## TEXT SECTION:

══════

Dried Yeast, Past and Present    
In the beginning, there was dried yeast . . . and it wasn’t very good.

In the early days of modern homebrewing, homebrewing for most brewers meant buying a can of malt extract with a packet of dried yeast in the lid. The yeast was sprinkled on top of the wort and left to do its thing. Since the yeast wasn’t dated, there was no way of knowing how old it was and sometimes fermentations didn’t start — and when they did start, the results weren’t always good.

Once liquid yeast came along, most homebrewers switched. There were many new strains to try and — rightly or wrongly — dried yeast gained the reputation of having levels of contamination high enough to cause problems, or at least concern.

Recently, though, things have changed. The technology for making dried beer yeast has improved, new dried beer yeast strains are available and many homebrewers are giving dried yeast a try and having good results. (Most homebrewers also realize that part of the blame for bad results in the “good ‘ol days” lay with stale extract and ill-considered brewing techniques.)

Commercial brewers are also experimenting with dried yeast. Hoptown Brewing in Pleasanton, California even won a gold medal at the Great American Beer Festival (GABF) for their IPA brewed with dried yeast (the Fermentis US-56 strain of ale yeast).

Compared to liquid yeast, dried yeast has its advantages and disadvantages. The advantages are that it costs less, stores longer and you can simply rehydrate the yeast when you brew — no need to make a yeast starter. And, if you want to up your pitching rate, you can just buy a second sachet of yeast.

The disadvantages of dried yeast are that there are far fewer strains available and, unlike with liquid yeasts, dried yeasts can carry a small load of contaminating microorganisms, which concerns some homebrewers.

Making Dried Yeast
I spoke with Bruce Patterson of the Lesaffre Group (producers of Fermentis dried yeast) about how dried yeast is manufactured.

══════

## TASK DESCRIPTION:
Carry on the dried yeast article, starting right after its last sentence. The data is separate material and has no connection to the dried yeast article.

Document structure recognition data
══════

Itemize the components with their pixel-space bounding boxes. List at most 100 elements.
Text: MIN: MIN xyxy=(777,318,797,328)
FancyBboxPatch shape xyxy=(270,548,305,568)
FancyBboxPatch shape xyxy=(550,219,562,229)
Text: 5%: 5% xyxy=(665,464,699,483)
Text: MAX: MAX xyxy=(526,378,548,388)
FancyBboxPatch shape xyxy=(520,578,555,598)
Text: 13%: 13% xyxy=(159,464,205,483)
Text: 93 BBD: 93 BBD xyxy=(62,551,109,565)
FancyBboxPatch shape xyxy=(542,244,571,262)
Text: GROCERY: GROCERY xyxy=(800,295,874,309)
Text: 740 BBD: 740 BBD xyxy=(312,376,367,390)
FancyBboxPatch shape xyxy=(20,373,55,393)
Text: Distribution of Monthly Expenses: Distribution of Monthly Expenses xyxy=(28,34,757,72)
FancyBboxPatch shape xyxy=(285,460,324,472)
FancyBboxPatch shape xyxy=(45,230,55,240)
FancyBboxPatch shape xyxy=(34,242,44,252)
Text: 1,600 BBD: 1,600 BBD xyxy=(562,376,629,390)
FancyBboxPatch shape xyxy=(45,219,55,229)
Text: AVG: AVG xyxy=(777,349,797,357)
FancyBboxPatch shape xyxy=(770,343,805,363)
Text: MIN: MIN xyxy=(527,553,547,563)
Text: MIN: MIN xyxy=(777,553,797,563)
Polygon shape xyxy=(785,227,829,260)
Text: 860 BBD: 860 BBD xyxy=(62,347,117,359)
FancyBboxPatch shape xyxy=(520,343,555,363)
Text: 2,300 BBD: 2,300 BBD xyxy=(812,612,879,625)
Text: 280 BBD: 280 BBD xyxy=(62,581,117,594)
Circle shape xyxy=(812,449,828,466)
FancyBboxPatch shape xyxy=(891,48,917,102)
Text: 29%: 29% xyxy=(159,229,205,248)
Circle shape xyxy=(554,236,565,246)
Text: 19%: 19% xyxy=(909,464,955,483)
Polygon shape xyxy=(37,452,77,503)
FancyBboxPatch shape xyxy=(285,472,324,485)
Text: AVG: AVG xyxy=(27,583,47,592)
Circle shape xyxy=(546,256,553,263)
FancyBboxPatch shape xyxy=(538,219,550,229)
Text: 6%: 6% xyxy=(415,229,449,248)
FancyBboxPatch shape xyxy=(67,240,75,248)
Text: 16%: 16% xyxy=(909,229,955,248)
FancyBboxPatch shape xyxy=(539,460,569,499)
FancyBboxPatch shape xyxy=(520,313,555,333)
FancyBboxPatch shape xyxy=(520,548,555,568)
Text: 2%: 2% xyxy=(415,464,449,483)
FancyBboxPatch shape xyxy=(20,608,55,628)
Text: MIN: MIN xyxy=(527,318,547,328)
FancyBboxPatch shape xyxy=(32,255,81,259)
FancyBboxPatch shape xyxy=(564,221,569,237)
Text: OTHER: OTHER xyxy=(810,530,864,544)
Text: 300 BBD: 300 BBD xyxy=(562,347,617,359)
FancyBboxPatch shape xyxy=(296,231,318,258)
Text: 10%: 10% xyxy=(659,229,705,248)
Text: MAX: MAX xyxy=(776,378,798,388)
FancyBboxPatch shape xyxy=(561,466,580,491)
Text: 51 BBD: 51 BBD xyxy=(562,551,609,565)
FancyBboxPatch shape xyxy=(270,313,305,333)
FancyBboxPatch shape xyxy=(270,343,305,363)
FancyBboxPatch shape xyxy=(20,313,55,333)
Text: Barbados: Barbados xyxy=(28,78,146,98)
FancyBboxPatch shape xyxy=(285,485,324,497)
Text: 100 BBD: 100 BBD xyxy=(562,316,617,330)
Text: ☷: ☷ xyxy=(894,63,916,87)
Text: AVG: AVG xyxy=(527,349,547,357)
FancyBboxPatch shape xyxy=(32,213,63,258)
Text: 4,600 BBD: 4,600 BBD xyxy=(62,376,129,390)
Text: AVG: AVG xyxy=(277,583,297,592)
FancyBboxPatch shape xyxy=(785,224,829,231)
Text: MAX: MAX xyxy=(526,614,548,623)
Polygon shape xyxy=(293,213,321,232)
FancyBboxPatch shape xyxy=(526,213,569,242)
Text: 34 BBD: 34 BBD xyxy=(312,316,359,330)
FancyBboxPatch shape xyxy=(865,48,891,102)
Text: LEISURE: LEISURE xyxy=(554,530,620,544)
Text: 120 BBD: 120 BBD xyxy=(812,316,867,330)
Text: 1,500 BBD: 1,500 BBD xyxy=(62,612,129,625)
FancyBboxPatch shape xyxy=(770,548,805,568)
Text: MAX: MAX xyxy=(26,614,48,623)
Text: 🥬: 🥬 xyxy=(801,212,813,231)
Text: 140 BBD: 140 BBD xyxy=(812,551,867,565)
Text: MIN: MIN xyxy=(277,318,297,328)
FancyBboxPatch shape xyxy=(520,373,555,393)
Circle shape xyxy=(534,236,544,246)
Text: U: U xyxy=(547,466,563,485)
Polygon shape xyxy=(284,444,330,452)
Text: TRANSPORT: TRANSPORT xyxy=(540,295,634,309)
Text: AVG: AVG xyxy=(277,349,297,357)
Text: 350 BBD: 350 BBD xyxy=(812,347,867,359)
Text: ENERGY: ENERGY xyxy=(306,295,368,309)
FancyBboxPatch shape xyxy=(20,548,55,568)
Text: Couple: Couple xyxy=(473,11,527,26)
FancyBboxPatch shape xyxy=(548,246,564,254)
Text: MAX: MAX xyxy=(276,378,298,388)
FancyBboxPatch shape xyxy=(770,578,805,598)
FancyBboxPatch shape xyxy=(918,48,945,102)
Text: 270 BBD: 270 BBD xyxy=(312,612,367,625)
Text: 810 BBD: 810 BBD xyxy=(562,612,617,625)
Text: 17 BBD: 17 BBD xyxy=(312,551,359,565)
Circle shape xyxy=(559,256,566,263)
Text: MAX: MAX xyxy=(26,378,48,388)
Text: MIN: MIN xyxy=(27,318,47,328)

══════

## ANSWER SPACE:
Fermentis yeast strains are stored in a laboratory either at -80 °C (-112 °F) in glycerol or at 4 °C (39 °F) on slants. Each strain is genetically identified before it is sent to the factory for a production run. The yeast is transferred to a liquid media made from molasses (with a sucrose content of 45–55%) with added nutrients to supply nitrogen, phosphorous, vitamins and minerals. The culture is stepped up several times in the lab before being sent to the factory.

At the yeast plant, the culture enters a rapid cell production phase and the yeast are fed continuously with molasses, nutrients and oxygen. The yeast are grown in very large fermenters, much larger than at liquid yeast plants. (How big exactly is a trade secret.)

Next, the rate of cell division is slowed and, in preparation for drying, nutrients and unspecified agents are added to the yeast to help it survive the process. The yeast cells are then harvested, separated from their media and dried to a cream with between 15 and 20% solids. The cream is pressed into a cake and extruded through a mold to produce yeast “noodles.” The noodles are then dried in an air lift dryer.

In an air lift, the yeast sit on a grate and hot air is forced up through the yeast “noodles.” The yeast are churned sort of like corn kernels in a hot air popper. (An older way of drying the yeast is to put the yeast in trays and have it ride on a conveyer belt through a long oven.) The yeast are slowly dried until they contain 94% solids. The dried yeast is then vacuum packed into sachets, which have a shelf life of two years when stored under 10 °C (50 °F). The viability of the dried yeast is 86%, but each dried yeast packet contains about 10 billion living cells per gram. Thus an 11 g pouch would contain about 110 billion cells. (These are the numbers for Fermentis yeast. The numbers for Danstar Nottingham and Windsor yeasts are comparable.)

Dried yeast companies report a very low contamination rate. (Fermentis yeast, for example, reports less than 5 bacterial cells/mL of wort in adequately pitched wort.) Patterson, however, mentions that sometimes the level falls below what can be detected in the lab. And, the experience of many brewers shows that this level does not result in problematic beer.

Chris Colby would like to thank  Bruce Patterson of Fermentis for his help.